[What needs to be done] Leave out the pictures and return every entry exactly as it appears.
**** Records shown ****
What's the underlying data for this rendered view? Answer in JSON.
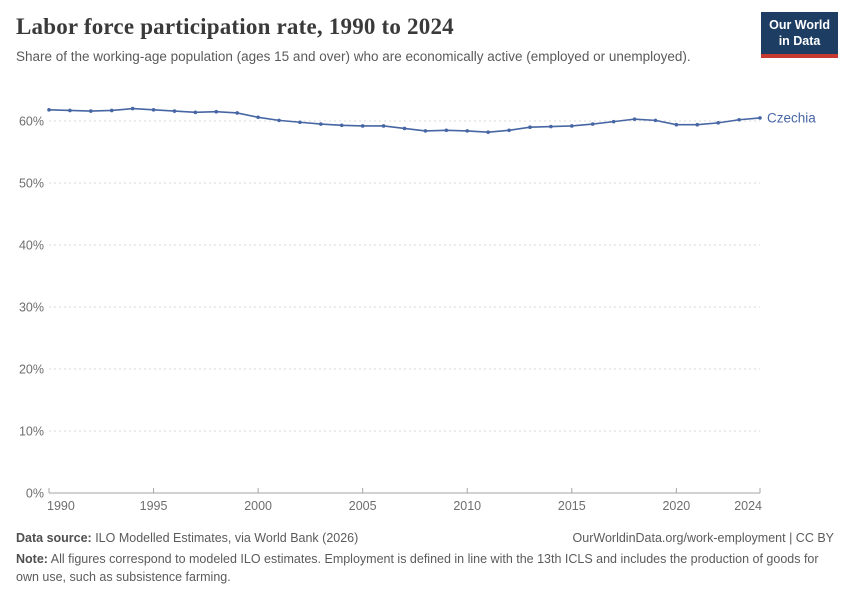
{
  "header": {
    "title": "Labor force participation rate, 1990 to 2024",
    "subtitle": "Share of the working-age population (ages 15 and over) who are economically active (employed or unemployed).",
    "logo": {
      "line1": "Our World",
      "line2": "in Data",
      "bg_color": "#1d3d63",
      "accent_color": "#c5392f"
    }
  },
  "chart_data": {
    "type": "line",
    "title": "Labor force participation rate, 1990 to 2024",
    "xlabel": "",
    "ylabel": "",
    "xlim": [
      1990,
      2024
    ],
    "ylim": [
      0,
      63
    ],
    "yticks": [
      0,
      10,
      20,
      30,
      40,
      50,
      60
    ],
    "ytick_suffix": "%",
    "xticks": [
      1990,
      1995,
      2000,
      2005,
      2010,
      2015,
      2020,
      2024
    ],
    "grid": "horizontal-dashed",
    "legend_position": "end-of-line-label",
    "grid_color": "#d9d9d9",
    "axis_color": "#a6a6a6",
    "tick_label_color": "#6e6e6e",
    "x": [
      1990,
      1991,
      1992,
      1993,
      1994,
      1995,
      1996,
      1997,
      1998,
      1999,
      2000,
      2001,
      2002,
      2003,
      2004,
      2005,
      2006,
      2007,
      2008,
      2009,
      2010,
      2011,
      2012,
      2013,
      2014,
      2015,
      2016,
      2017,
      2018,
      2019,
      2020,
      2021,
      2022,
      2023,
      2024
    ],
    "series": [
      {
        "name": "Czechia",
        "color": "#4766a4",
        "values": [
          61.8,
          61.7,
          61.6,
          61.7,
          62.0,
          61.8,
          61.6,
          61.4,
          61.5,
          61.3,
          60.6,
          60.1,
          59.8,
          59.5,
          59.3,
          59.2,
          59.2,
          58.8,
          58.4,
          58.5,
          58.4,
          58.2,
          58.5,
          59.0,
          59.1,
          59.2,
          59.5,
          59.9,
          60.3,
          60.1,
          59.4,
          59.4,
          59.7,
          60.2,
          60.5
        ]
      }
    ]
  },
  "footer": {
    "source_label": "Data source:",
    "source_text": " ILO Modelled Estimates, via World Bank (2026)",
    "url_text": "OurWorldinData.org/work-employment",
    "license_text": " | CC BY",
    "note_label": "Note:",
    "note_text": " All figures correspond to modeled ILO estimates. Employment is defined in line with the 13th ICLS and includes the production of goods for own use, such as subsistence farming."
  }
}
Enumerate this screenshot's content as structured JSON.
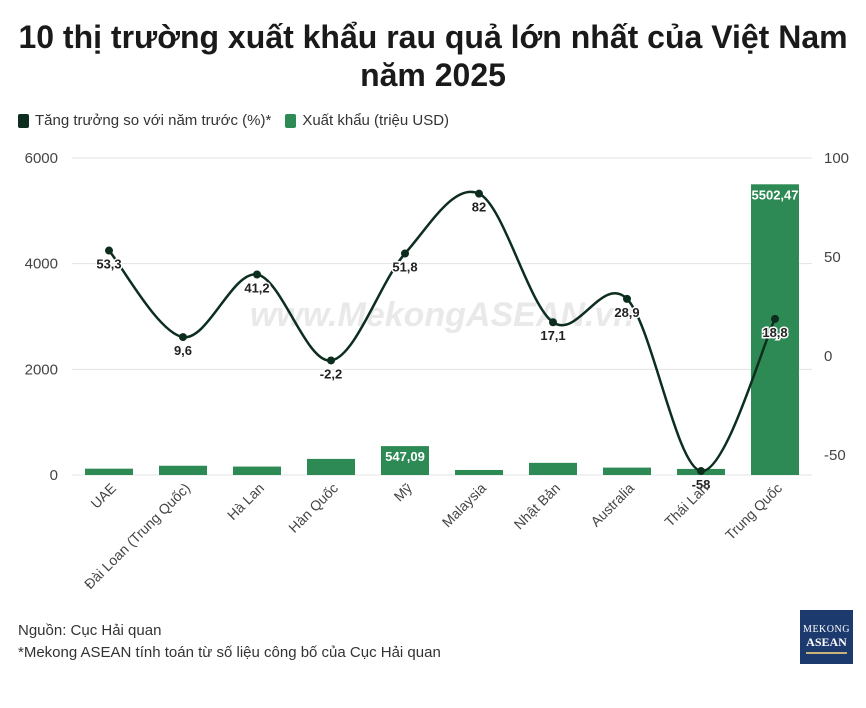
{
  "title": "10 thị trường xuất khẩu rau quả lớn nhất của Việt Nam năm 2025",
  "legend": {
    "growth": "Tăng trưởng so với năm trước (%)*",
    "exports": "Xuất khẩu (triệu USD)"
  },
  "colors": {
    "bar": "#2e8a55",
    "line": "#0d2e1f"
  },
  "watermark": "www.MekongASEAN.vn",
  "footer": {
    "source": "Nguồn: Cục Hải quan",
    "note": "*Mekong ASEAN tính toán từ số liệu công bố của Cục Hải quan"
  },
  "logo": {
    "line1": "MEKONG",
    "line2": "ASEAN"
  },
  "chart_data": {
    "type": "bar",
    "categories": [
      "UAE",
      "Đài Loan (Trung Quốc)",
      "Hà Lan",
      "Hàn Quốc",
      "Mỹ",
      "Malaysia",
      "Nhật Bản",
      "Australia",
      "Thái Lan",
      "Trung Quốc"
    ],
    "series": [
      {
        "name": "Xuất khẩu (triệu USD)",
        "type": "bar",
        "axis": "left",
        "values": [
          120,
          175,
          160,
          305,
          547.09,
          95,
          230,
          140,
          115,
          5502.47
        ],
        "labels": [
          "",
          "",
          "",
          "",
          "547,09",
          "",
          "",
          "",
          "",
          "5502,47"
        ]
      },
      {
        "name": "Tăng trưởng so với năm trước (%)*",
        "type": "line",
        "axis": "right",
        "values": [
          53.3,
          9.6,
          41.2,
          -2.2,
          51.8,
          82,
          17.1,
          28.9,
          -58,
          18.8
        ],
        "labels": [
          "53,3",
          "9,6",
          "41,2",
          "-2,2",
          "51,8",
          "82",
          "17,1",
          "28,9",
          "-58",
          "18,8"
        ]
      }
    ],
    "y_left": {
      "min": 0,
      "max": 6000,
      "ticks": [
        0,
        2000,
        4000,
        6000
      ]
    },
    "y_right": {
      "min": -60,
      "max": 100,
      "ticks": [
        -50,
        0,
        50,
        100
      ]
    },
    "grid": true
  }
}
****
[Answer to the problem]
What's the underlying data for this rendered view? Answer in JSON.
{
  "header": {
    "title": "Labor force participation rate, 1990 to 2024",
    "subtitle": "Share of the working-age population (ages 15 and over) who are economically active (employed or unemployed).",
    "logo": {
      "line1": "Our World",
      "line2": "in Data",
      "bg_color": "#1d3d63",
      "accent_color": "#c5392f"
    }
  },
  "chart_data": {
    "type": "line",
    "title": "Labor force participation rate, 1990 to 2024",
    "xlabel": "",
    "ylabel": "",
    "xlim": [
      1990,
      2024
    ],
    "ylim": [
      0,
      63
    ],
    "yticks": [
      0,
      10,
      20,
      30,
      40,
      50,
      60
    ],
    "ytick_suffix": "%",
    "xticks": [
      1990,
      1995,
      2000,
      2005,
      2010,
      2015,
      2020,
      2024
    ],
    "grid": "horizontal-dashed",
    "legend_position": "end-of-line-label",
    "grid_color": "#d9d9d9",
    "axis_color": "#a6a6a6",
    "tick_label_color": "#6e6e6e",
    "x": [
      1990,
      1991,
      1992,
      1993,
      1994,
      1995,
      1996,
      1997,
      1998,
      1999,
      2000,
      2001,
      2002,
      2003,
      2004,
      2005,
      2006,
      2007,
      2008,
      2009,
      2010,
      2011,
      2012,
      2013,
      2014,
      2015,
      2016,
      2017,
      2018,
      2019,
      2020,
      2021,
      2022,
      2023,
      2024
    ],
    "series": [
      {
        "name": "Czechia",
        "color": "#4766a4",
        "values": [
          61.8,
          61.7,
          61.6,
          61.7,
          62.0,
          61.8,
          61.6,
          61.4,
          61.5,
          61.3,
          60.6,
          60.1,
          59.8,
          59.5,
          59.3,
          59.2,
          59.2,
          58.8,
          58.4,
          58.5,
          58.4,
          58.2,
          58.5,
          59.0,
          59.1,
          59.2,
          59.5,
          59.9,
          60.3,
          60.1,
          59.4,
          59.4,
          59.7,
          60.2,
          60.5
        ]
      }
    ]
  },
  "footer": {
    "source_label": "Data source:",
    "source_text": " ILO Modelled Estimates, via World Bank (2026)",
    "url_text": "OurWorldinData.org/work-employment",
    "license_text": " | CC BY",
    "note_label": "Note:",
    "note_text": " All figures correspond to modeled ILO estimates. Employment is defined in line with the 13th ICLS and includes the production of goods for own use, such as subsistence farming."
  }
}
Enumerate this screenshot's content as structured JSON.
{
  "title": "10 thị trường xuất khẩu rau quả lớn nhất của Việt Nam năm 2025",
  "legend": {
    "growth": "Tăng trưởng so với năm trước (%)*",
    "exports": "Xuất khẩu (triệu USD)"
  },
  "colors": {
    "bar": "#2e8a55",
    "line": "#0d2e1f"
  },
  "watermark": "www.MekongASEAN.vn",
  "footer": {
    "source": "Nguồn: Cục Hải quan",
    "note": "*Mekong ASEAN tính toán từ số liệu công bố của Cục Hải quan"
  },
  "logo": {
    "line1": "MEKONG",
    "line2": "ASEAN"
  },
  "chart_data": {
    "type": "bar",
    "categories": [
      "UAE",
      "Đài Loan (Trung Quốc)",
      "Hà Lan",
      "Hàn Quốc",
      "Mỹ",
      "Malaysia",
      "Nhật Bản",
      "Australia",
      "Thái Lan",
      "Trung Quốc"
    ],
    "series": [
      {
        "name": "Xuất khẩu (triệu USD)",
        "type": "bar",
        "axis": "left",
        "values": [
          120,
          175,
          160,
          305,
          547.09,
          95,
          230,
          140,
          115,
          5502.47
        ],
        "labels": [
          "",
          "",
          "",
          "",
          "547,09",
          "",
          "",
          "",
          "",
          "5502,47"
        ]
      },
      {
        "name": "Tăng trưởng so với năm trước (%)*",
        "type": "line",
        "axis": "right",
        "values": [
          53.3,
          9.6,
          41.2,
          -2.2,
          51.8,
          82,
          17.1,
          28.9,
          -58,
          18.8
        ],
        "labels": [
          "53,3",
          "9,6",
          "41,2",
          "-2,2",
          "51,8",
          "82",
          "17,1",
          "28,9",
          "-58",
          "18,8"
        ]
      }
    ],
    "y_left": {
      "min": 0,
      "max": 6000,
      "ticks": [
        0,
        2000,
        4000,
        6000
      ]
    },
    "y_right": {
      "min": -60,
      "max": 100,
      "ticks": [
        -50,
        0,
        50,
        100
      ]
    },
    "grid": true
  }
}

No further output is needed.